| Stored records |
++++++++++
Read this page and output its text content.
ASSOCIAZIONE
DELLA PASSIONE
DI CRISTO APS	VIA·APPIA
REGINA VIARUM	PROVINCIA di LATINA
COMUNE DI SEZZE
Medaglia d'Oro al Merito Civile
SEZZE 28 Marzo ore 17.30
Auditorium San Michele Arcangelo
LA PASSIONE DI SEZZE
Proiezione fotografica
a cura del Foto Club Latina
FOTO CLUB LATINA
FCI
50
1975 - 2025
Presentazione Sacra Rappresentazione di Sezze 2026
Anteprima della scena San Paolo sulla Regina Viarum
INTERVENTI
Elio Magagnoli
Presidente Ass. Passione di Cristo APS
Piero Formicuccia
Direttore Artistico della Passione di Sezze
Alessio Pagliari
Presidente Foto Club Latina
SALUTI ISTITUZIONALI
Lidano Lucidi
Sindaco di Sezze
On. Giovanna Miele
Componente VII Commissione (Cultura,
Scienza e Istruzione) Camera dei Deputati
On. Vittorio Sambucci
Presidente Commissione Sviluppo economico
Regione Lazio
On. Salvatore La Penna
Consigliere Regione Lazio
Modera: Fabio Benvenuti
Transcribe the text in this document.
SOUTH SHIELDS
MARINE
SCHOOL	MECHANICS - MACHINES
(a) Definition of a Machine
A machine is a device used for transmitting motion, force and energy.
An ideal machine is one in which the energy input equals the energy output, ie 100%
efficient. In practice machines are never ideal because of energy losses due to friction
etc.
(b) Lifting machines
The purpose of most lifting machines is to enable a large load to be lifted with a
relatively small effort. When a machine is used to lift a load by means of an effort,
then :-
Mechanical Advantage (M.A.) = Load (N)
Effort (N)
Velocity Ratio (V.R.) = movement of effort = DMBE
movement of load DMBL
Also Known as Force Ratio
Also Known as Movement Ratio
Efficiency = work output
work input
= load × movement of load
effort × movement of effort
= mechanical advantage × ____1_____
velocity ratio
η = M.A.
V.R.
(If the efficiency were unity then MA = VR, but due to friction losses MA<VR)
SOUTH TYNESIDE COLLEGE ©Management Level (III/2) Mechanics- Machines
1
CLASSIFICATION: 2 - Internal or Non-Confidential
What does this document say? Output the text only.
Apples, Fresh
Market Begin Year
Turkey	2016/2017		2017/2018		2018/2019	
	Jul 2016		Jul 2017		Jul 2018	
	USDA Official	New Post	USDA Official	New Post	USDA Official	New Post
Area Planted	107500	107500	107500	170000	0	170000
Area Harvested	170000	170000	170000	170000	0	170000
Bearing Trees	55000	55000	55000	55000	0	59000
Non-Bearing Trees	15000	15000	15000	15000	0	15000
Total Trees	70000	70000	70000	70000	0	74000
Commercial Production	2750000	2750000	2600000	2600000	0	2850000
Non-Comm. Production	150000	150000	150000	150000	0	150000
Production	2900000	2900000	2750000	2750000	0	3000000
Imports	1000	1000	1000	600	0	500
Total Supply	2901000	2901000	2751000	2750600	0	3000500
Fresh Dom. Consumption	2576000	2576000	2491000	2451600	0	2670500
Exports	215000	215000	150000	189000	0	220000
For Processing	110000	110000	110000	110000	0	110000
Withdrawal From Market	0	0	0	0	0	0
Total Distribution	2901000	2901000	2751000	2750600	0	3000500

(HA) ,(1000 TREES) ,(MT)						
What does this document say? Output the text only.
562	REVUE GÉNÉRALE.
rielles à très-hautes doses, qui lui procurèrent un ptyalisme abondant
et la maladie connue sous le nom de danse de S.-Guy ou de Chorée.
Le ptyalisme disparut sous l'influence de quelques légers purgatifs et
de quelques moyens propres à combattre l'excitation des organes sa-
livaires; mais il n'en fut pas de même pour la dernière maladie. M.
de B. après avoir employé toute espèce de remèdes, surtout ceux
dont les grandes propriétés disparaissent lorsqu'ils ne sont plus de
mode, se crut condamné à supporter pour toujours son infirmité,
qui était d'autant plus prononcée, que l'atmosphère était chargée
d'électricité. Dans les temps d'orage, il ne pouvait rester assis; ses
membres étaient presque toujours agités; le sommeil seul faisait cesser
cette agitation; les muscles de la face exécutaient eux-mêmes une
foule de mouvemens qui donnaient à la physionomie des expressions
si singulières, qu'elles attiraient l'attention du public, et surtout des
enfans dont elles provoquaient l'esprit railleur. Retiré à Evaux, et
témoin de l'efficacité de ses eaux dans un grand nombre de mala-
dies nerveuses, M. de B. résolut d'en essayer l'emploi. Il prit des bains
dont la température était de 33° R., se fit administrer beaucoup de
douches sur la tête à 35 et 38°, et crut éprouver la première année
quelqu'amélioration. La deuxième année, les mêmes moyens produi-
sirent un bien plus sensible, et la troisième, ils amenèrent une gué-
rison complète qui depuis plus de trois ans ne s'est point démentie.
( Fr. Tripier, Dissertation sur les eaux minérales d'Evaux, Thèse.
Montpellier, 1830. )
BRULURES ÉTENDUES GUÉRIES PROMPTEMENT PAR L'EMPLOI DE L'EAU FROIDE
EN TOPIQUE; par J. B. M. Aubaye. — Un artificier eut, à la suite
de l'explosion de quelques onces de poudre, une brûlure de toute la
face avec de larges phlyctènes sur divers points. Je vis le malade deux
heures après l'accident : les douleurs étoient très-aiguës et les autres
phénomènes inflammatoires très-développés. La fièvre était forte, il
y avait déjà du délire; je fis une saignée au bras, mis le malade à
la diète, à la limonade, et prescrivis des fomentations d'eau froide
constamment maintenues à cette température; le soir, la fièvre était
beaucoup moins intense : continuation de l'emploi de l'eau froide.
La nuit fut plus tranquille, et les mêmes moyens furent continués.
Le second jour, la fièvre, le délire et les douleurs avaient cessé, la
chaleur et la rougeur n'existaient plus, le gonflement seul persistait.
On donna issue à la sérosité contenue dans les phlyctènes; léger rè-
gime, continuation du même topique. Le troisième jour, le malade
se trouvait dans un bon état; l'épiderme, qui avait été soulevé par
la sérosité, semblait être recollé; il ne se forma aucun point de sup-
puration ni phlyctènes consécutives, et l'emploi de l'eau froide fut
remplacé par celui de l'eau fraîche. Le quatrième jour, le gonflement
++++++++++
| What is asked |
Search the entries for the string "toujours" and collect each line that has it.

| Solution |
mode, se crut condamné à supporter pour toujours son infirmité,
membres étaient presque toujours agités; le sommeil seul faisait cesser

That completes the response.